• [Set exercise]:
Repeat all the records exactly, omitting pictures.

• [Input records]:
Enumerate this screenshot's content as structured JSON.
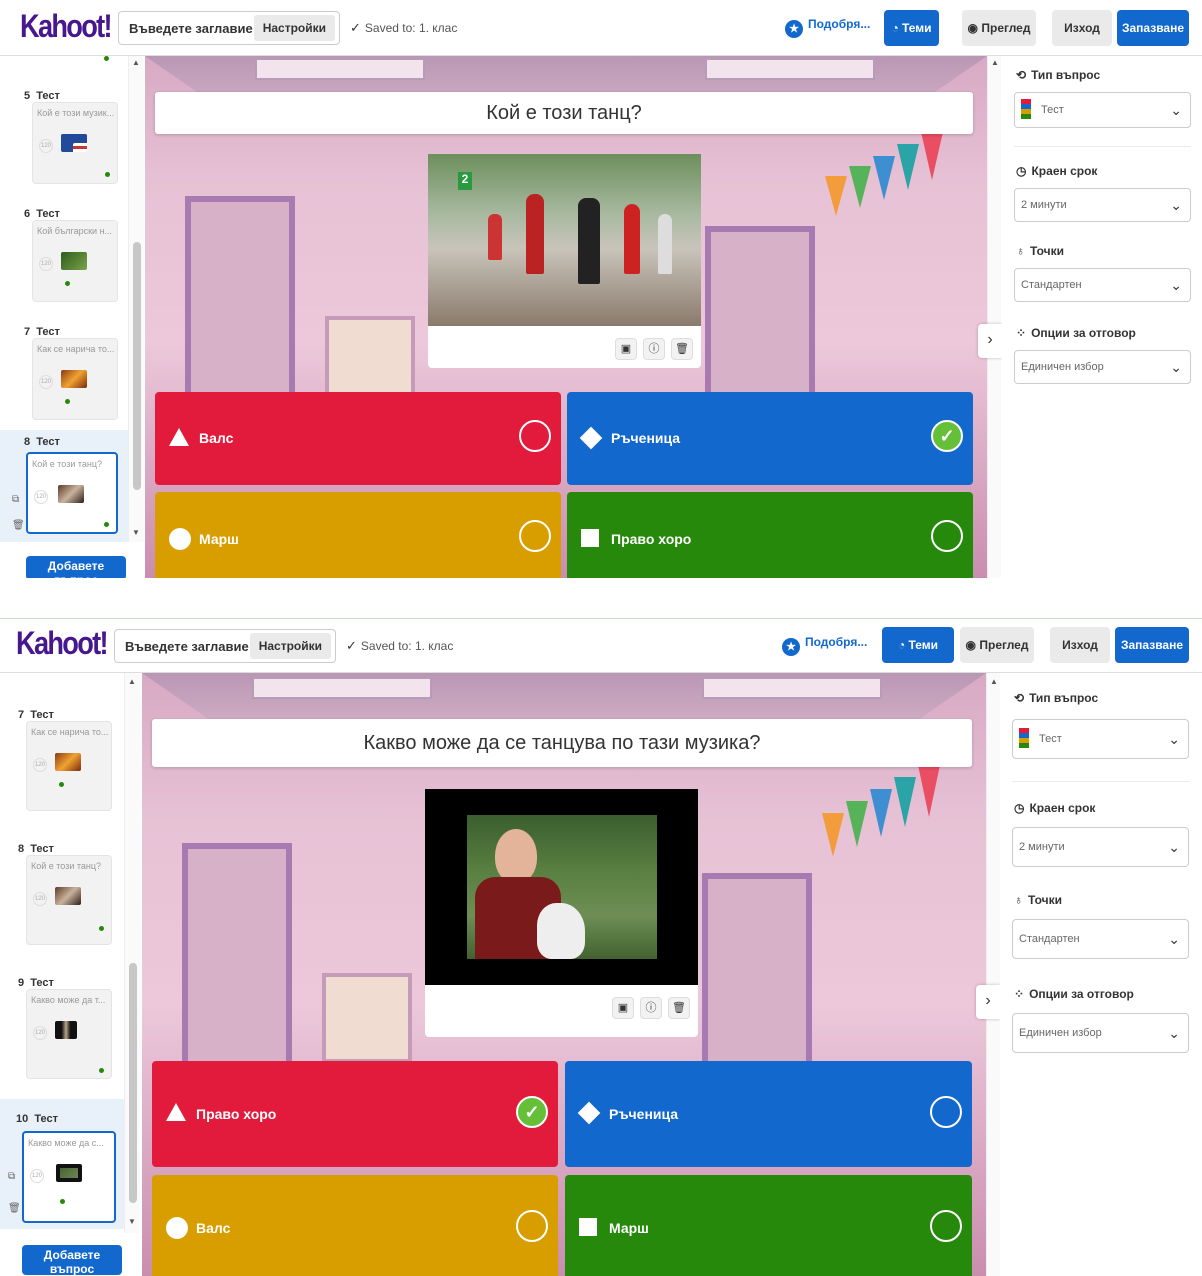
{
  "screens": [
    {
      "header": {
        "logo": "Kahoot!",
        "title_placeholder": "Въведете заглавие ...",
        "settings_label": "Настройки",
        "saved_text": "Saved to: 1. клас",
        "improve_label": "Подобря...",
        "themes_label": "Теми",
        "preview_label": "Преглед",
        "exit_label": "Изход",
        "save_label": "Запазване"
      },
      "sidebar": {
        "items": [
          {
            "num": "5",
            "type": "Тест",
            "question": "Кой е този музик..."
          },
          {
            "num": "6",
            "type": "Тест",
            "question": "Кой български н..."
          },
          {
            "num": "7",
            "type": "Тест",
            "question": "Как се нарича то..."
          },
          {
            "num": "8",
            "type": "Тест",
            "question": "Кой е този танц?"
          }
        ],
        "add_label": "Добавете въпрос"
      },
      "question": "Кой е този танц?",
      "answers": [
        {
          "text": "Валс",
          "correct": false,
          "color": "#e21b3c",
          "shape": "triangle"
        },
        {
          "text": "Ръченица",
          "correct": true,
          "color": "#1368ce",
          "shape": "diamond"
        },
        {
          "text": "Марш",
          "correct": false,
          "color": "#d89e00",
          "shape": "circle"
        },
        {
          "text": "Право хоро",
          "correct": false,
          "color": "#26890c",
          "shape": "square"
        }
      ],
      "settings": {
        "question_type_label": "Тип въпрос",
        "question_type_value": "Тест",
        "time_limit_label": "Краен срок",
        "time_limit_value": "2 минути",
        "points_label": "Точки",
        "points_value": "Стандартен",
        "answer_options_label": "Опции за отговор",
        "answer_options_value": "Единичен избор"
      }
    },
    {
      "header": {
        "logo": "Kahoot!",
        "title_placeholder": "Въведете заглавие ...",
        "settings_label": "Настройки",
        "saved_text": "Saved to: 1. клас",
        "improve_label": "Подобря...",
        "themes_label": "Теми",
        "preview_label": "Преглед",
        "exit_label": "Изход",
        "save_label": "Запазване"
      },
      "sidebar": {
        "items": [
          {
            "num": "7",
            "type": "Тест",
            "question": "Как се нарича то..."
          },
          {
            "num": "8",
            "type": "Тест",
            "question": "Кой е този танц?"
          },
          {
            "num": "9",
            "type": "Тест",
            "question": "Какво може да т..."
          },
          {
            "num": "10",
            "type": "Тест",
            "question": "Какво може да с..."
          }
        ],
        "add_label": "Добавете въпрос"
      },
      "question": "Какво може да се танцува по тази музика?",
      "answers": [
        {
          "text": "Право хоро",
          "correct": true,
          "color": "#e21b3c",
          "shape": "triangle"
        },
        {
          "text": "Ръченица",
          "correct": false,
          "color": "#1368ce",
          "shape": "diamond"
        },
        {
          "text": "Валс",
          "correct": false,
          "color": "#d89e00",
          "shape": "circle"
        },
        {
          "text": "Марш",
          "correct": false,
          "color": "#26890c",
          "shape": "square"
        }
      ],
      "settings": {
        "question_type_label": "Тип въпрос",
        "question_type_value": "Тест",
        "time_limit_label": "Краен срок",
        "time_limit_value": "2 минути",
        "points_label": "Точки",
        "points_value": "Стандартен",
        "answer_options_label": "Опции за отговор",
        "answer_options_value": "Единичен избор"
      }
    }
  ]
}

• [Response for this exercise]:
Enumerate this screenshot's content as structured JSON.
{
  "screens": [
    {
      "header": {
        "logo": "Kahoot!",
        "title_placeholder": "Въведете заглавие ...",
        "settings_label": "Настройки",
        "saved_text": "Saved to: 1. клас",
        "improve_label": "Подобря...",
        "themes_label": "Теми",
        "preview_label": "Преглед",
        "exit_label": "Изход",
        "save_label": "Запазване"
      },
      "sidebar": {
        "items": [
          {
            "num": "5",
            "type": "Тест",
            "question": "Кой е този музик..."
          },
          {
            "num": "6",
            "type": "Тест",
            "question": "Кой български н..."
          },
          {
            "num": "7",
            "type": "Тест",
            "question": "Как се нарича то..."
          },
          {
            "num": "8",
            "type": "Тест",
            "question": "Кой е този танц?"
          }
        ],
        "add_label": "Добавете въпрос"
      },
      "question": "Кой е този танц?",
      "answers": [
        {
          "text": "Валс",
          "correct": false,
          "color": "#e21b3c",
          "shape": "triangle"
        },
        {
          "text": "Ръченица",
          "correct": true,
          "color": "#1368ce",
          "shape": "diamond"
        },
        {
          "text": "Марш",
          "correct": false,
          "color": "#d89e00",
          "shape": "circle"
        },
        {
          "text": "Право хоро",
          "correct": false,
          "color": "#26890c",
          "shape": "square"
        }
      ],
      "settings": {
        "question_type_label": "Тип въпрос",
        "question_type_value": "Тест",
        "time_limit_label": "Краен срок",
        "time_limit_value": "2 минути",
        "points_label": "Точки",
        "points_value": "Стандартен",
        "answer_options_label": "Опции за отговор",
        "answer_options_value": "Единичен избор"
      }
    },
    {
      "header": {
        "logo": "Kahoot!",
        "title_placeholder": "Въведете заглавие ...",
        "settings_label": "Настройки",
        "saved_text": "Saved to: 1. клас",
        "improve_label": "Подобря...",
        "themes_label": "Теми",
        "preview_label": "Преглед",
        "exit_label": "Изход",
        "save_label": "Запазване"
      },
      "sidebar": {
        "items": [
          {
            "num": "7",
            "type": "Тест",
            "question": "Как се нарича то..."
          },
          {
            "num": "8",
            "type": "Тест",
            "question": "Кой е този танц?"
          },
          {
            "num": "9",
            "type": "Тест",
            "question": "Какво може да т..."
          },
          {
            "num": "10",
            "type": "Тест",
            "question": "Какво може да с..."
          }
        ],
        "add_label": "Добавете въпрос"
      },
      "question": "Какво може да се танцува по тази музика?",
      "answers": [
        {
          "text": "Право хоро",
          "correct": true,
          "color": "#e21b3c",
          "shape": "triangle"
        },
        {
          "text": "Ръченица",
          "correct": false,
          "color": "#1368ce",
          "shape": "diamond"
        },
        {
          "text": "Валс",
          "correct": false,
          "color": "#d89e00",
          "shape": "circle"
        },
        {
          "text": "Марш",
          "correct": false,
          "color": "#26890c",
          "shape": "square"
        }
      ],
      "settings": {
        "question_type_label": "Тип въпрос",
        "question_type_value": "Тест",
        "time_limit_label": "Краен срок",
        "time_limit_value": "2 минути",
        "points_label": "Точки",
        "points_value": "Стандартен",
        "answer_options_label": "Опции за отговор",
        "answer_options_value": "Единичен избор"
      }
    }
  ]
}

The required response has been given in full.